Exercise objective>
Find and copy every line in the records that includes the string "name".

Data excerpts>
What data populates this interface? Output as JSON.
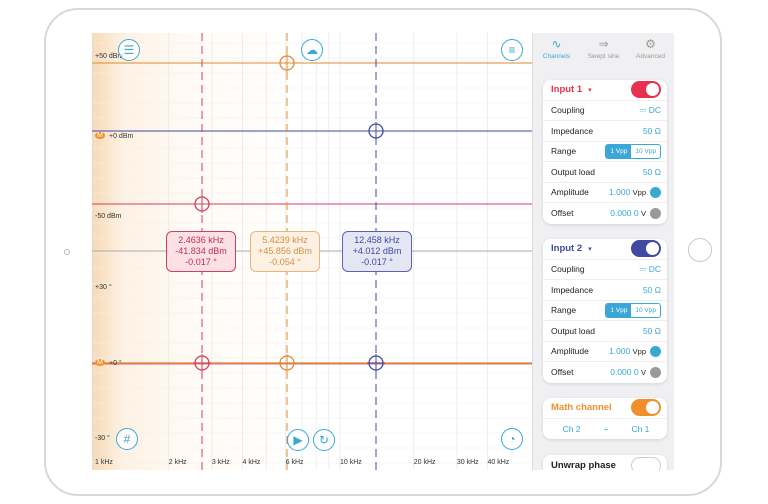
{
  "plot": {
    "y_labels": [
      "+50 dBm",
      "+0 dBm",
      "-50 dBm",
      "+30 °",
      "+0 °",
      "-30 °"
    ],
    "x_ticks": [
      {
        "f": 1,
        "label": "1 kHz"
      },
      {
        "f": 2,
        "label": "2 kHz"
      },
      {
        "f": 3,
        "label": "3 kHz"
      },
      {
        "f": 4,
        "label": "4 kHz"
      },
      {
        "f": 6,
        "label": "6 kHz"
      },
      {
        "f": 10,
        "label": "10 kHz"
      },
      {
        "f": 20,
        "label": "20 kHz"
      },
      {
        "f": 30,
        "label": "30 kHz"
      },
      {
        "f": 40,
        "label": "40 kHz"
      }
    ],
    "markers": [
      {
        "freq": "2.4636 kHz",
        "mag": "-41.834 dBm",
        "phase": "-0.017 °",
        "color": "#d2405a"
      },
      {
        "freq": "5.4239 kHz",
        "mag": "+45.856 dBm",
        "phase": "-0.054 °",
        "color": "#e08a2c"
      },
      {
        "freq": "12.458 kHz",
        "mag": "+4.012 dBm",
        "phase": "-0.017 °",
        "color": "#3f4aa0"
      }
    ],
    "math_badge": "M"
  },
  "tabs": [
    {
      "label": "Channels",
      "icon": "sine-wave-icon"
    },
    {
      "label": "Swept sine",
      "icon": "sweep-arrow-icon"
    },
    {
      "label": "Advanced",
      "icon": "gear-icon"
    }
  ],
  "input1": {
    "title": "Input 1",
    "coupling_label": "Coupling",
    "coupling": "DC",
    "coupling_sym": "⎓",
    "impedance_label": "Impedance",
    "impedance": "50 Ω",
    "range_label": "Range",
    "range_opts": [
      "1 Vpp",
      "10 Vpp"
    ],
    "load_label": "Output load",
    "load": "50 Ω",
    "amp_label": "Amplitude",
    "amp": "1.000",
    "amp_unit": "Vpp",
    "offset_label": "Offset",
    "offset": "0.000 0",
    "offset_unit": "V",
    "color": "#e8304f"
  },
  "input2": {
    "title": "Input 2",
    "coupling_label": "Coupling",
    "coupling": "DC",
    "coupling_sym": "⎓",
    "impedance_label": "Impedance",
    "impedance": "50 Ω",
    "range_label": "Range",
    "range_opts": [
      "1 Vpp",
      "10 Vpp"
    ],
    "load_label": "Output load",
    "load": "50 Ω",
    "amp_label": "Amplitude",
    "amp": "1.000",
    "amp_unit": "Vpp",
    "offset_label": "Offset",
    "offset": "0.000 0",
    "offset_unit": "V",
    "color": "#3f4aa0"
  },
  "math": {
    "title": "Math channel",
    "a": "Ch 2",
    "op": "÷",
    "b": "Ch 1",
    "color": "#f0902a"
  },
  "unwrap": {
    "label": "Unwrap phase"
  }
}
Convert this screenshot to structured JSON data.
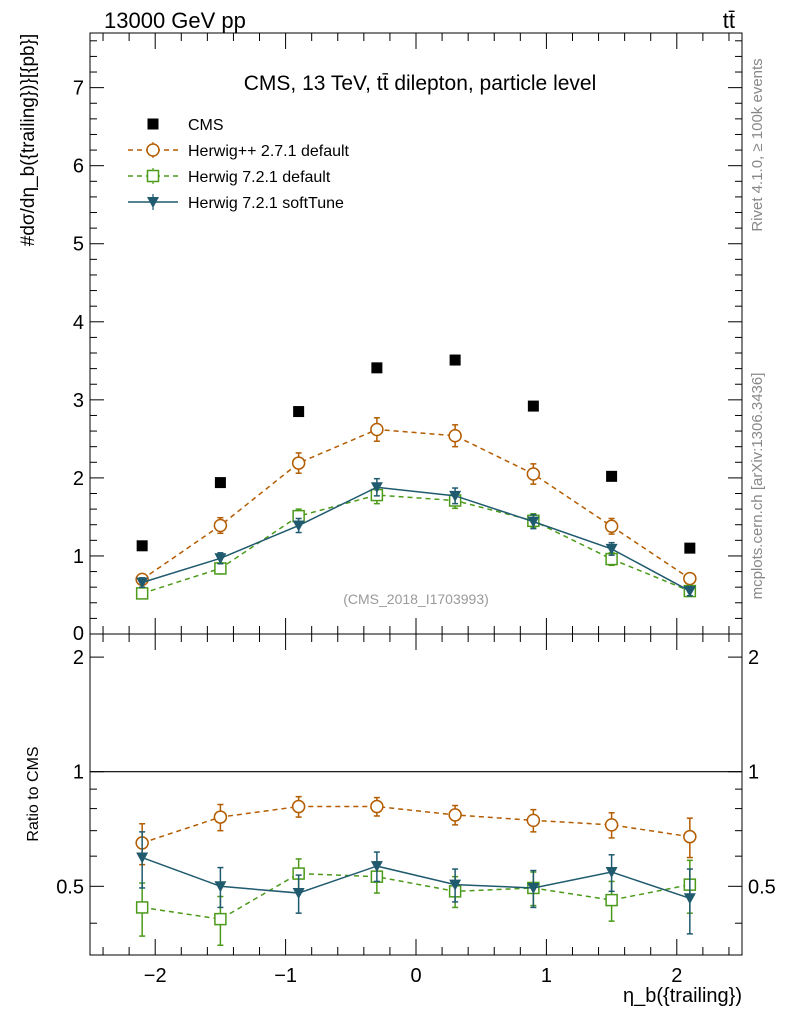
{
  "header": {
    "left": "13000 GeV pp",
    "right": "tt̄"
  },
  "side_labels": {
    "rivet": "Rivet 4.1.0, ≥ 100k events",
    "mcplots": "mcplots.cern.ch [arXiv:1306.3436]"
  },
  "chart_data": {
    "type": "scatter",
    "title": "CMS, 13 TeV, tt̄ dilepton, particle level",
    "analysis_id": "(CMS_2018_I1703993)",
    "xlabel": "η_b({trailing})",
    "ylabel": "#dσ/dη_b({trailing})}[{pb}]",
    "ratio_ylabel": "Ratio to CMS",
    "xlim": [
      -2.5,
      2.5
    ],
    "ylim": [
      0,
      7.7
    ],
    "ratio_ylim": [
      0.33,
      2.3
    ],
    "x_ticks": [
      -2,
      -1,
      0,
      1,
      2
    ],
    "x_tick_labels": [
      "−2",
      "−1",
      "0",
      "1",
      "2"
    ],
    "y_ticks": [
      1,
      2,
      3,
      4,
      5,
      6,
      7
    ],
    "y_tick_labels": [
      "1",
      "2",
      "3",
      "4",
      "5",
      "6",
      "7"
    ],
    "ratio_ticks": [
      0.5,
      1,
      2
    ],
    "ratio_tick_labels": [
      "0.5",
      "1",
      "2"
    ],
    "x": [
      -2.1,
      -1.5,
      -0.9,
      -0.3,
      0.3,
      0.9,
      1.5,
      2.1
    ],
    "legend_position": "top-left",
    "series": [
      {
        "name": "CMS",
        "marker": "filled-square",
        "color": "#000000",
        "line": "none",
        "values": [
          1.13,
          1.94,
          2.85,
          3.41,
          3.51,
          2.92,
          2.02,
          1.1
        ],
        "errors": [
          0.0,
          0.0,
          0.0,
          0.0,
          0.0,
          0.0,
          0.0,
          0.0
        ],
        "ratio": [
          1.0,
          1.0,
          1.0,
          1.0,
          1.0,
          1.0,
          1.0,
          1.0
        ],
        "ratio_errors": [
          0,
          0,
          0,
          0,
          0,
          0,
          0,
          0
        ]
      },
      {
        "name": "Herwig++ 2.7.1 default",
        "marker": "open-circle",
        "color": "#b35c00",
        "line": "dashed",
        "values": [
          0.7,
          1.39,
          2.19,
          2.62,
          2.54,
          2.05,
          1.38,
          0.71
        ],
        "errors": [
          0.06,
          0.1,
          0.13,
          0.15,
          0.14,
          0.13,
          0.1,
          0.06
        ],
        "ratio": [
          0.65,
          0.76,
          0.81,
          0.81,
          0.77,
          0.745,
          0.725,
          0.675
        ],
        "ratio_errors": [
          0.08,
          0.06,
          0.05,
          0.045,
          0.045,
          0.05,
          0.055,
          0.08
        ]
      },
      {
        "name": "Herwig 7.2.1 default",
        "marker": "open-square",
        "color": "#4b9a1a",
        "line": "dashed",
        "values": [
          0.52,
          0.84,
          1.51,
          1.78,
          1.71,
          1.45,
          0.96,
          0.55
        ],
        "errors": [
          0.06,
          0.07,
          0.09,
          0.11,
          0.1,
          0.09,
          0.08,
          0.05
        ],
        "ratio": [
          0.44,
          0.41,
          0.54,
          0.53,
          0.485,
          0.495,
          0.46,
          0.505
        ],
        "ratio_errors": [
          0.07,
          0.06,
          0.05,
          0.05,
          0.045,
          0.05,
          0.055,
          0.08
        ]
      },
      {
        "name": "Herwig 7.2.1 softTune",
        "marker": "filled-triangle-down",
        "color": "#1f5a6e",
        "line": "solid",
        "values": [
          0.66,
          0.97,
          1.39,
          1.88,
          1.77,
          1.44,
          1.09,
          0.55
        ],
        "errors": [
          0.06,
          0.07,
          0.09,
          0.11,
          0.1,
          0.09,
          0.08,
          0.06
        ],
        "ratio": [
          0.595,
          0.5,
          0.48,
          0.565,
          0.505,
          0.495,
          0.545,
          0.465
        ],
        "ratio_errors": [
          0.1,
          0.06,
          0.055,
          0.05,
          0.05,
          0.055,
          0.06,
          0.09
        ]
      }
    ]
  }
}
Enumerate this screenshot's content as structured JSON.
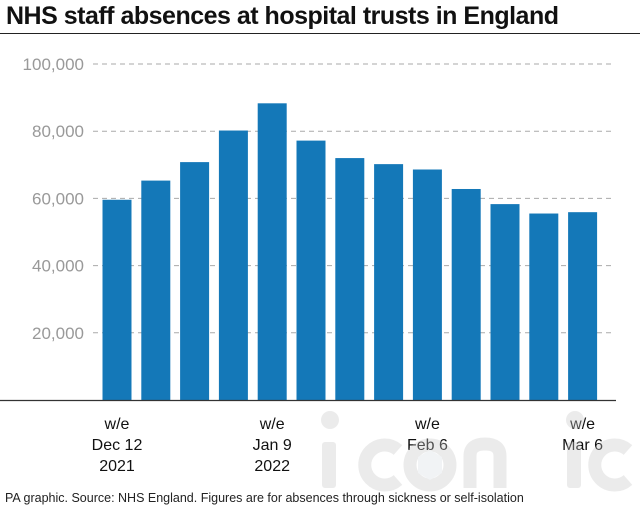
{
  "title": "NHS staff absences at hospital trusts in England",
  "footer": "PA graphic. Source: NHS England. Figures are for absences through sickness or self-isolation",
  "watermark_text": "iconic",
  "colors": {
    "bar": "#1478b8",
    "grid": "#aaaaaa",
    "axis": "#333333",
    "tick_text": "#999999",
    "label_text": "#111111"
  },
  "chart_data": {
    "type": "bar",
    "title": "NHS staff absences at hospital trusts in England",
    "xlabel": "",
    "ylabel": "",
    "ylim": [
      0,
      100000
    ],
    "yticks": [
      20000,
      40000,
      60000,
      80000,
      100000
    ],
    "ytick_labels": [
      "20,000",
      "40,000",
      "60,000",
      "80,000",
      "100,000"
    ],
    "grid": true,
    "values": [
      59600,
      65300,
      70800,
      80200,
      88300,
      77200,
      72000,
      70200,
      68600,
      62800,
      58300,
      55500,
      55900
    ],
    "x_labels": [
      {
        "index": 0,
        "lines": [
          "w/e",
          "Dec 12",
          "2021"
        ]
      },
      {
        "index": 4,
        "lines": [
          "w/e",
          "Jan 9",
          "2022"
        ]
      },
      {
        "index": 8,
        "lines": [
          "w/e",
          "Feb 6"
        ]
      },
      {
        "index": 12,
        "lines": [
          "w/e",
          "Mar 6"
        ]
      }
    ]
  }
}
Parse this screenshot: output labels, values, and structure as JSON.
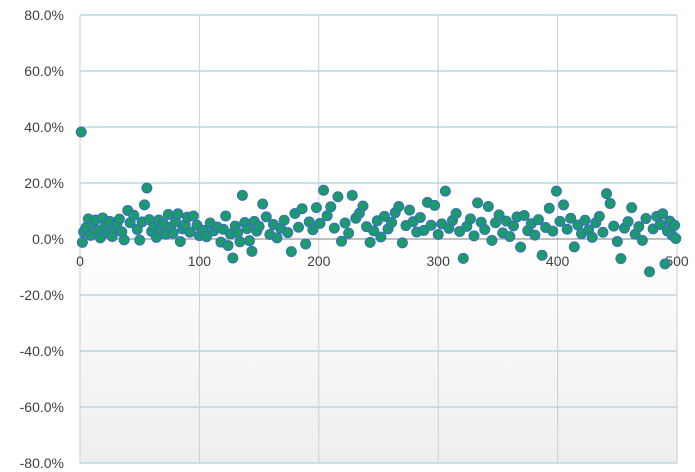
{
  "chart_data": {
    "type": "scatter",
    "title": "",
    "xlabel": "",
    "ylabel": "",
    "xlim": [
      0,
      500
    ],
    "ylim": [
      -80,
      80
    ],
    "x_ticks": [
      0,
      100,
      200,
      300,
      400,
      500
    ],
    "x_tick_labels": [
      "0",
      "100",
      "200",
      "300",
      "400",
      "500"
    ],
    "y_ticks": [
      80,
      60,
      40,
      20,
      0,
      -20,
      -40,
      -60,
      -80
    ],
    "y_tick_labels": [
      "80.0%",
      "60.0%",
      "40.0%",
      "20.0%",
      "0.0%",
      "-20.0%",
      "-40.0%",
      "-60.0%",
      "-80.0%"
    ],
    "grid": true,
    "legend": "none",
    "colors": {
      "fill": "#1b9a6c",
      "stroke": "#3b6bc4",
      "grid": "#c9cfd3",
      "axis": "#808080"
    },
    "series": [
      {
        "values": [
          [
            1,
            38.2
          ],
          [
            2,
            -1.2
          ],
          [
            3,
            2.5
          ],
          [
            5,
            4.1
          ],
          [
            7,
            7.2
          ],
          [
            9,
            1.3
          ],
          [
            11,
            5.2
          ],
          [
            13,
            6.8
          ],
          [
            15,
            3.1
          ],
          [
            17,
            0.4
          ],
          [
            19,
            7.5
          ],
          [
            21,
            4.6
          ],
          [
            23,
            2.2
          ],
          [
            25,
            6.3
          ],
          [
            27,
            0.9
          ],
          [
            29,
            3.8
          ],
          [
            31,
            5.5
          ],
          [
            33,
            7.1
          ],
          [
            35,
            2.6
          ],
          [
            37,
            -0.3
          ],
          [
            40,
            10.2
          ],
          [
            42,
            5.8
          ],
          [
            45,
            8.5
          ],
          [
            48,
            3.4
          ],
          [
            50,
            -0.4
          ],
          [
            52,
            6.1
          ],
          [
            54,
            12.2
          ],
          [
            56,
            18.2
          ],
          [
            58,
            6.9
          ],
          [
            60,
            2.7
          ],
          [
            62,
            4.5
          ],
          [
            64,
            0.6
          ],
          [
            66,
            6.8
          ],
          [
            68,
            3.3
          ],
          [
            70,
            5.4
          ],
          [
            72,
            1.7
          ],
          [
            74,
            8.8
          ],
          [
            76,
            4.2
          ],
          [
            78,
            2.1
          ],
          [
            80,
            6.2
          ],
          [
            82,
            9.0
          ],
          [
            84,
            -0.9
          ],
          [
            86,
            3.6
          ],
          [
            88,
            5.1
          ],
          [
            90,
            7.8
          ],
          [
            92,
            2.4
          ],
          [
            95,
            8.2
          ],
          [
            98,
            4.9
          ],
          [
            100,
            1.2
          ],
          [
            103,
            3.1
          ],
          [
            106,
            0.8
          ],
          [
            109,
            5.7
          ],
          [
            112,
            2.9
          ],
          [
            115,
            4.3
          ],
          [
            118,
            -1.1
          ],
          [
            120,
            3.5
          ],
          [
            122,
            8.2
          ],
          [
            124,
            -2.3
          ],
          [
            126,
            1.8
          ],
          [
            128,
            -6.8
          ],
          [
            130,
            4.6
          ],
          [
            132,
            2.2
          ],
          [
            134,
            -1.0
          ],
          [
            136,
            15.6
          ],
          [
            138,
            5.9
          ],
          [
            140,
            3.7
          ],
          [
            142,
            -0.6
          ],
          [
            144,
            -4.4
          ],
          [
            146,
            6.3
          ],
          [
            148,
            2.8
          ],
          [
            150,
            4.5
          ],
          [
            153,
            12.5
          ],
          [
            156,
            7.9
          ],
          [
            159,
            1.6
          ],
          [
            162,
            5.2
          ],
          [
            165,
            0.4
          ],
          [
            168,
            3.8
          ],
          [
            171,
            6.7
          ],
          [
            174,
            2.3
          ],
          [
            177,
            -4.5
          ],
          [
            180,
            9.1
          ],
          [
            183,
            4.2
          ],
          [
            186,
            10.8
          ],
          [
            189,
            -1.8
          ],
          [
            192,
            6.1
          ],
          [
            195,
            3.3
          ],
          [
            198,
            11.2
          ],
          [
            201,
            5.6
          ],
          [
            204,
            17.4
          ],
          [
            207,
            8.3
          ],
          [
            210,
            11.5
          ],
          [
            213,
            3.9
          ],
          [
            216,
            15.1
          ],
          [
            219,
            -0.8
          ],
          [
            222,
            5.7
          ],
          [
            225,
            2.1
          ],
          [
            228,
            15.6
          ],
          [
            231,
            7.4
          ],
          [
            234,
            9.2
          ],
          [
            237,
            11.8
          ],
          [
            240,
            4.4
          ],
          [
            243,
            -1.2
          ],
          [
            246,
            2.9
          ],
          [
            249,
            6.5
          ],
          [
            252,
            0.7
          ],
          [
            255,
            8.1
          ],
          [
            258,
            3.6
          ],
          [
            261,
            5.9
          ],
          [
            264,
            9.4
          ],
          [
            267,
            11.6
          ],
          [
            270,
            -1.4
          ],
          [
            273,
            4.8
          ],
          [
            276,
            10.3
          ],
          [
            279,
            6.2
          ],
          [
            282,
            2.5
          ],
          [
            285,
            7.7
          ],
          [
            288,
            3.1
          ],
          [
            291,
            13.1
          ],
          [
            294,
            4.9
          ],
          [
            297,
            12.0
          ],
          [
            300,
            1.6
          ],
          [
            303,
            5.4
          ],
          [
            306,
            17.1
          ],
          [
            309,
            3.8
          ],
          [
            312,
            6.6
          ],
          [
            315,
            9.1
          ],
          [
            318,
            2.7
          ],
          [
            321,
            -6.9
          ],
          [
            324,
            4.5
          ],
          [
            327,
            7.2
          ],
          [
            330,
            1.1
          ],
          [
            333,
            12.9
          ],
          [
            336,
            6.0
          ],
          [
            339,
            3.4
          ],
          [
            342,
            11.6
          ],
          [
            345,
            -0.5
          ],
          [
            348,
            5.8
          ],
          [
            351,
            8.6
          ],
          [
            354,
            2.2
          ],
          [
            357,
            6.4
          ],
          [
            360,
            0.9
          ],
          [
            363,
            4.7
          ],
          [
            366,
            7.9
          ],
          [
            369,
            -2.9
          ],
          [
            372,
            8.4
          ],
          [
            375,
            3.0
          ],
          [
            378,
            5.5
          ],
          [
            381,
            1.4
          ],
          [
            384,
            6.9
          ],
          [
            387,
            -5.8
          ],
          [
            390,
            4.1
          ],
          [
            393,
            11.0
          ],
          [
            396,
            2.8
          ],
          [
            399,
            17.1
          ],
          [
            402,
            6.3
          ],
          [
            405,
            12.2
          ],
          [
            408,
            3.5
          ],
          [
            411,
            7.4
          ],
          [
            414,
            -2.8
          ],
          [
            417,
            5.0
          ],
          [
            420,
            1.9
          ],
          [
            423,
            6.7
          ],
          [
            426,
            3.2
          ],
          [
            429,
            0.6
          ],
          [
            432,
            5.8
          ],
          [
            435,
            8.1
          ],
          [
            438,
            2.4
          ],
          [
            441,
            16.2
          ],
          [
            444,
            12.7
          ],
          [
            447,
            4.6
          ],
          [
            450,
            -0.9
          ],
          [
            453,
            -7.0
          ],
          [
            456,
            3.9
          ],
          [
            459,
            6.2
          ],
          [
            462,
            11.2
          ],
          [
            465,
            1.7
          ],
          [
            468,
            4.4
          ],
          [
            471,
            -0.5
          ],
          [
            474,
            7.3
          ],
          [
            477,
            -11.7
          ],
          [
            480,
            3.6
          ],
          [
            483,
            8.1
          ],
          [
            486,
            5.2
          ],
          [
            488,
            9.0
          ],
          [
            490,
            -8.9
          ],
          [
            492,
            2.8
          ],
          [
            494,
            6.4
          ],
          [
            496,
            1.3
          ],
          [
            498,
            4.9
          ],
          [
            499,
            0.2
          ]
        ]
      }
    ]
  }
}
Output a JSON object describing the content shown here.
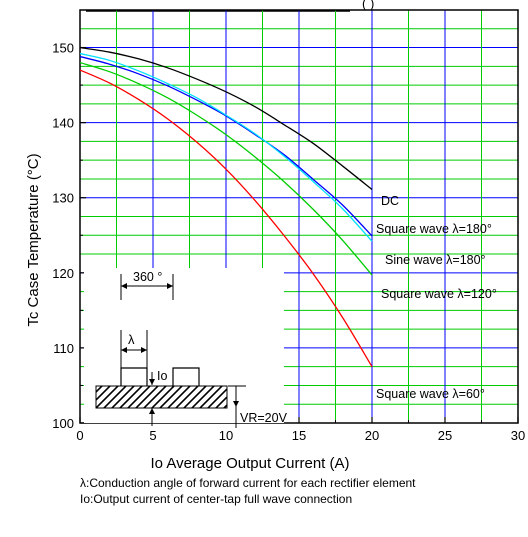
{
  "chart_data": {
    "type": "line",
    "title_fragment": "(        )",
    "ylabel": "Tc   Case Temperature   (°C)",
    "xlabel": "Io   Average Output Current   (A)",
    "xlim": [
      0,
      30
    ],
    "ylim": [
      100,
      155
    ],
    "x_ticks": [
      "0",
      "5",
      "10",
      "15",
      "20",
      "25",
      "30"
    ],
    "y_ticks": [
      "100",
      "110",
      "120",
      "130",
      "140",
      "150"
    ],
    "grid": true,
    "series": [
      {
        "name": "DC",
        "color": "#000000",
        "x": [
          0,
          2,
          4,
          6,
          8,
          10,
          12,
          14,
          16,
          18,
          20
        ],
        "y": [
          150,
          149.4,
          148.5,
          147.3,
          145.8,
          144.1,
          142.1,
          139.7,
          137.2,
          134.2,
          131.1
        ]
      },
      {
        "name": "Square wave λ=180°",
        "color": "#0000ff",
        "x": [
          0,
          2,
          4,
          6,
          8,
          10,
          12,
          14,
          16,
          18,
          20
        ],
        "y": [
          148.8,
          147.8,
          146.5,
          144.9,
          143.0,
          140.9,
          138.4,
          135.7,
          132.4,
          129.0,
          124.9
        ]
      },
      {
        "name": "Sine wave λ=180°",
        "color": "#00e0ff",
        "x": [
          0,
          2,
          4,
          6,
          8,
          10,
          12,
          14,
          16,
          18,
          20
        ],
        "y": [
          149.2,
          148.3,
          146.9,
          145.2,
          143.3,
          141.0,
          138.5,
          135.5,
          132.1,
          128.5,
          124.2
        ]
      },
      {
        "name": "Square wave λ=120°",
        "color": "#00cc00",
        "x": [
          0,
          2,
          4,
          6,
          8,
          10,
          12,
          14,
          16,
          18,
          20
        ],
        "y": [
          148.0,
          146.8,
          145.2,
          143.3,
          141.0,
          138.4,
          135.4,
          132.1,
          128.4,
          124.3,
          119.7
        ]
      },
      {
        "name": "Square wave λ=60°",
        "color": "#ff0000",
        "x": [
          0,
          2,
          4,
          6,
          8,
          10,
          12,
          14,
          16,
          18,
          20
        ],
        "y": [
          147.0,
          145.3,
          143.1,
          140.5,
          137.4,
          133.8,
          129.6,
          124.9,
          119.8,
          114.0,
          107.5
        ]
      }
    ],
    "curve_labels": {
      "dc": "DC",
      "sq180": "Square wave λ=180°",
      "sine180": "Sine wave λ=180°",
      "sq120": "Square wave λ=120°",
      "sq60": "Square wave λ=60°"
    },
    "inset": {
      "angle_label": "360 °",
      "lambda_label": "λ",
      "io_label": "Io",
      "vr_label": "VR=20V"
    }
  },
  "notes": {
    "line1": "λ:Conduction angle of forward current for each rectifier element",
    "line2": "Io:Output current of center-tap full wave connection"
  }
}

Full output>
        "name": "CMS",
        "name": "Herwig++ 2.7.1 default",
        "name": "Herwig 7.2.1 default",
        "name": "Herwig 7.2.1 softTune",
        "name": "DC",
        "name": "Square wave λ=180°",
        "name": "Sine wave λ=180°",
        "name": "Square wave λ=120°",
        "name": "Square wave λ=60°",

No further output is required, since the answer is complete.